Start of Input data

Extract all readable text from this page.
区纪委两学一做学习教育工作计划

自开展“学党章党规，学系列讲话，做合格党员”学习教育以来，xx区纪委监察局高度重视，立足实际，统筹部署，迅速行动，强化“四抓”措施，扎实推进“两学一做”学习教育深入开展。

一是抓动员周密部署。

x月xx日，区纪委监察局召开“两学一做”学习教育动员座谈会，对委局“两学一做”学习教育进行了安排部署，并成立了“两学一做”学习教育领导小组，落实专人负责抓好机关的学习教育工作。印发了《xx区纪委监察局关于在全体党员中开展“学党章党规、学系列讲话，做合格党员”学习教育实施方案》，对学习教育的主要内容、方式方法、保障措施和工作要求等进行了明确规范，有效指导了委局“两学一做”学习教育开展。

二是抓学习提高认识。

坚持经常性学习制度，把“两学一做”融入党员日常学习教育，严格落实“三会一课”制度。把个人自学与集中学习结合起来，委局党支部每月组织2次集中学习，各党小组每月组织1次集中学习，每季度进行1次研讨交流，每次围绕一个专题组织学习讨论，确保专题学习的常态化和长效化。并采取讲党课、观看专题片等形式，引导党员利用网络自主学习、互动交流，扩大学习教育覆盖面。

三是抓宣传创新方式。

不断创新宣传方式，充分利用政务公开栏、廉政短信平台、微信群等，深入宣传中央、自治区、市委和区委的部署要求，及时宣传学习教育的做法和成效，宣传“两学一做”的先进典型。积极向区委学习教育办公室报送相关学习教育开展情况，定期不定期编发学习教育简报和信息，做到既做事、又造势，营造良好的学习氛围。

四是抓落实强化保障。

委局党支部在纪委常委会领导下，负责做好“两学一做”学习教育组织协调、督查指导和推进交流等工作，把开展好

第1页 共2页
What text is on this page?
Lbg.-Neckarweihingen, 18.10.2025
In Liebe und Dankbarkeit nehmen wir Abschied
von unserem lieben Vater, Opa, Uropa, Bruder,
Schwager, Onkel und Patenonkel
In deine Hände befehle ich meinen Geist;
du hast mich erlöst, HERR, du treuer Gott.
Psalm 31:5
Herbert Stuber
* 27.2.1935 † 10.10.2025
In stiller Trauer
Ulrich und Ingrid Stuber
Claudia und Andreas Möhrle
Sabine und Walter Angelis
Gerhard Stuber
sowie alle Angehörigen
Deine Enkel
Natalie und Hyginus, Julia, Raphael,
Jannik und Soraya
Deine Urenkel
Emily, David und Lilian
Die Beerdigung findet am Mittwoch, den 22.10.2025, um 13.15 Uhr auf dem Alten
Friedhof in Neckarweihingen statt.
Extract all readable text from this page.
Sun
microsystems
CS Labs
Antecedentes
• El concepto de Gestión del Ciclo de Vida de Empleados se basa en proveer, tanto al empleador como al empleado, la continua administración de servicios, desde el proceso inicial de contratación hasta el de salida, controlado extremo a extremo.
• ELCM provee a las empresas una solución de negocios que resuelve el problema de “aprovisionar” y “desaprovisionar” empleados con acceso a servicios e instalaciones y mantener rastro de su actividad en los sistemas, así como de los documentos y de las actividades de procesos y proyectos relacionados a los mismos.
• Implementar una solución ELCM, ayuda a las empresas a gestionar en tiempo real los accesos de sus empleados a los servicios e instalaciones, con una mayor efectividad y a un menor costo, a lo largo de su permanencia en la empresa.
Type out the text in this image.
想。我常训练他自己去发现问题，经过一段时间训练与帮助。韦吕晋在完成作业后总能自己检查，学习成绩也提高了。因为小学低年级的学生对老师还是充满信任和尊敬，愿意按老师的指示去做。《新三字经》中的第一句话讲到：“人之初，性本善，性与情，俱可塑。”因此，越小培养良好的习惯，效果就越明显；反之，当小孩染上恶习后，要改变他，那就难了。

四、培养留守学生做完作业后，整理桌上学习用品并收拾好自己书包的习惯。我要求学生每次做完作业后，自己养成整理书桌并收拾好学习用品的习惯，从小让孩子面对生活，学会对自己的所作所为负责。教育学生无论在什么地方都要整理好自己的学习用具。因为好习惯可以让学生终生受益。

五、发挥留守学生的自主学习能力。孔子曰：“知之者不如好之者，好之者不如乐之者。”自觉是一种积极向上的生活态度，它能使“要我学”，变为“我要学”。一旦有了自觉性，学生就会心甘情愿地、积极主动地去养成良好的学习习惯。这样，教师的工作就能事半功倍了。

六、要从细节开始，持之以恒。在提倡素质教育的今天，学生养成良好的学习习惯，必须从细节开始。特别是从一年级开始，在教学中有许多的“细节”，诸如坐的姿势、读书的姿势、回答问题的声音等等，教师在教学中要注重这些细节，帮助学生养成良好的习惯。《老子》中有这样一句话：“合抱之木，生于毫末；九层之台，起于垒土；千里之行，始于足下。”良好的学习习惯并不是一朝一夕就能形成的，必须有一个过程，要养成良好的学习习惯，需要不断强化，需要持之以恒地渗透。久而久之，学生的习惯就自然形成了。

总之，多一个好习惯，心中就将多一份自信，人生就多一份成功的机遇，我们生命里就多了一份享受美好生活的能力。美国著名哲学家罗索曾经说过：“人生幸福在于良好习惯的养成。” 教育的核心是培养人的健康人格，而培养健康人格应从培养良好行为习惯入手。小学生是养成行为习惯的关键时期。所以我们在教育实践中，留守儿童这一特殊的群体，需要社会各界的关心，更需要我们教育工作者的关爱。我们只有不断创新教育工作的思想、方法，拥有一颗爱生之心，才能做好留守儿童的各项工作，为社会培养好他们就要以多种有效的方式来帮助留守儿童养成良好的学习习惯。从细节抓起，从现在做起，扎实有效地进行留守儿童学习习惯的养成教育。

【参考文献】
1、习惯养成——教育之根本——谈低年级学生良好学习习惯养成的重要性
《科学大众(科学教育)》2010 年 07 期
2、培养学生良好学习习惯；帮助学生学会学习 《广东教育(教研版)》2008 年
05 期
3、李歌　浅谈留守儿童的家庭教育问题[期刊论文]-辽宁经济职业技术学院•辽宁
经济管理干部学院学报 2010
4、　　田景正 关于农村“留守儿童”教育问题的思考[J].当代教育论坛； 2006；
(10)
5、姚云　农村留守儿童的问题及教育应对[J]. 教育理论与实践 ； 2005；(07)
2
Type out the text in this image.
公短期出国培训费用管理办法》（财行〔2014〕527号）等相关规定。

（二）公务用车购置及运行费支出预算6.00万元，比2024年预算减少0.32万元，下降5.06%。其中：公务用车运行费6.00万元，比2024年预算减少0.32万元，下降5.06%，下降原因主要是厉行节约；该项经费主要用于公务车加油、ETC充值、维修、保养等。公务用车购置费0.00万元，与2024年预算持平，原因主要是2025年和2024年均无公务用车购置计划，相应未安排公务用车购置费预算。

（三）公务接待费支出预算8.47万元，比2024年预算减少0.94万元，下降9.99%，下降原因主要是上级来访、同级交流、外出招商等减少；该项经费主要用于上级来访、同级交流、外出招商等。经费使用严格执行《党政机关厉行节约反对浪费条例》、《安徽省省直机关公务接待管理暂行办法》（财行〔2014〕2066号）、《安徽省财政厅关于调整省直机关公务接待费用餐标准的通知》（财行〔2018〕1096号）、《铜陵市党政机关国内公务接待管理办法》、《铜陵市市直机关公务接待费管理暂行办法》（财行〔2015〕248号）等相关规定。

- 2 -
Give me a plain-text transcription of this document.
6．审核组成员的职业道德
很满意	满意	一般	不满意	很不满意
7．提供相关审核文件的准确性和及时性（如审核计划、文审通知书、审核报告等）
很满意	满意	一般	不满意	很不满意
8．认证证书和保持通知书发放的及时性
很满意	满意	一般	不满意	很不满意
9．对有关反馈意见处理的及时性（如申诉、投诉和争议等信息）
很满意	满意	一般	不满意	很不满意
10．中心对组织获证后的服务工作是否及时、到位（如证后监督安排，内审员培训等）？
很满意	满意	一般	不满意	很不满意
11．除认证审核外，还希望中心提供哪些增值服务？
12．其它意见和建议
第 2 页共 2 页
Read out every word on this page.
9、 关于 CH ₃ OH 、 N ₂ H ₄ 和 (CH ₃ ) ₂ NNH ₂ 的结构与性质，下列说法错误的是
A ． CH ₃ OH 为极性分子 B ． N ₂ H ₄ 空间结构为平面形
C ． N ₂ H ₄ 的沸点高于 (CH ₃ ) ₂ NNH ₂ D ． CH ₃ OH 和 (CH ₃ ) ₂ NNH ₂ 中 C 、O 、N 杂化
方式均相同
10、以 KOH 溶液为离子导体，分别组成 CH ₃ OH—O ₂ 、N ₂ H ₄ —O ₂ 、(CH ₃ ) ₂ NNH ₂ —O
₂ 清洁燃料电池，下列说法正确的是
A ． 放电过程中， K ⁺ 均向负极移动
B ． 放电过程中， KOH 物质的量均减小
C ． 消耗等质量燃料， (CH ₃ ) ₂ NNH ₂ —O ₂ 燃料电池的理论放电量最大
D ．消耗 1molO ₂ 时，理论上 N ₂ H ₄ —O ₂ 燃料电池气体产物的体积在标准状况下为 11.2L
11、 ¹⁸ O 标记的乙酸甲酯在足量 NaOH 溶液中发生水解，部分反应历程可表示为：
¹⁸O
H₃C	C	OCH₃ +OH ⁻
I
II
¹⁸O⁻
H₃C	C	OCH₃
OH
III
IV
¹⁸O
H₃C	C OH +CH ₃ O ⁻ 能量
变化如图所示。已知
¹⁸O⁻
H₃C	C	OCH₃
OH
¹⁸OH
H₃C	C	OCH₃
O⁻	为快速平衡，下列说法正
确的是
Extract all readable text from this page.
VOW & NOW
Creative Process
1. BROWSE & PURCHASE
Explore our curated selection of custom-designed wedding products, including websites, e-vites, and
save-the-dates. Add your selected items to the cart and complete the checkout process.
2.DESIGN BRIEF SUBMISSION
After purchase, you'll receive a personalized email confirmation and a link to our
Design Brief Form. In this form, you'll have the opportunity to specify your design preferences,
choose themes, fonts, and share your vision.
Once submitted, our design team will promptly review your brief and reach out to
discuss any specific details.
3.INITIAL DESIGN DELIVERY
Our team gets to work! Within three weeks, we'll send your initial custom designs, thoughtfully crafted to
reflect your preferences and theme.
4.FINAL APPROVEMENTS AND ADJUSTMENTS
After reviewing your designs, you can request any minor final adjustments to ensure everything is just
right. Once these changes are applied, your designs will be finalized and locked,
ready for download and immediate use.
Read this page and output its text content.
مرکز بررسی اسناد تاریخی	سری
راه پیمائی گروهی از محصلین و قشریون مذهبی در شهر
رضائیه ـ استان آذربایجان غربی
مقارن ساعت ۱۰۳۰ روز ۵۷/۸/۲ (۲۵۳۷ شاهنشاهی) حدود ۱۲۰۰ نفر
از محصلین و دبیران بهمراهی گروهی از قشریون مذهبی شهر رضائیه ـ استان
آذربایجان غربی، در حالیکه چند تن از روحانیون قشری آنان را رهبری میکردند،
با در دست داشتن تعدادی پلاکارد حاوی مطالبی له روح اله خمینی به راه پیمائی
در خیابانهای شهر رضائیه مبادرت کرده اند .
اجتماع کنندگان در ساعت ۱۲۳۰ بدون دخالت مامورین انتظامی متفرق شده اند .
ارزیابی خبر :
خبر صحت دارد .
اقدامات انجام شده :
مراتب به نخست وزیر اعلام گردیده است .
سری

End of Input data

:: What you should do ::
State how many lines of the entries above include the word "مذهبی", offering no text other than the number.

:: Result for this exercise ::
2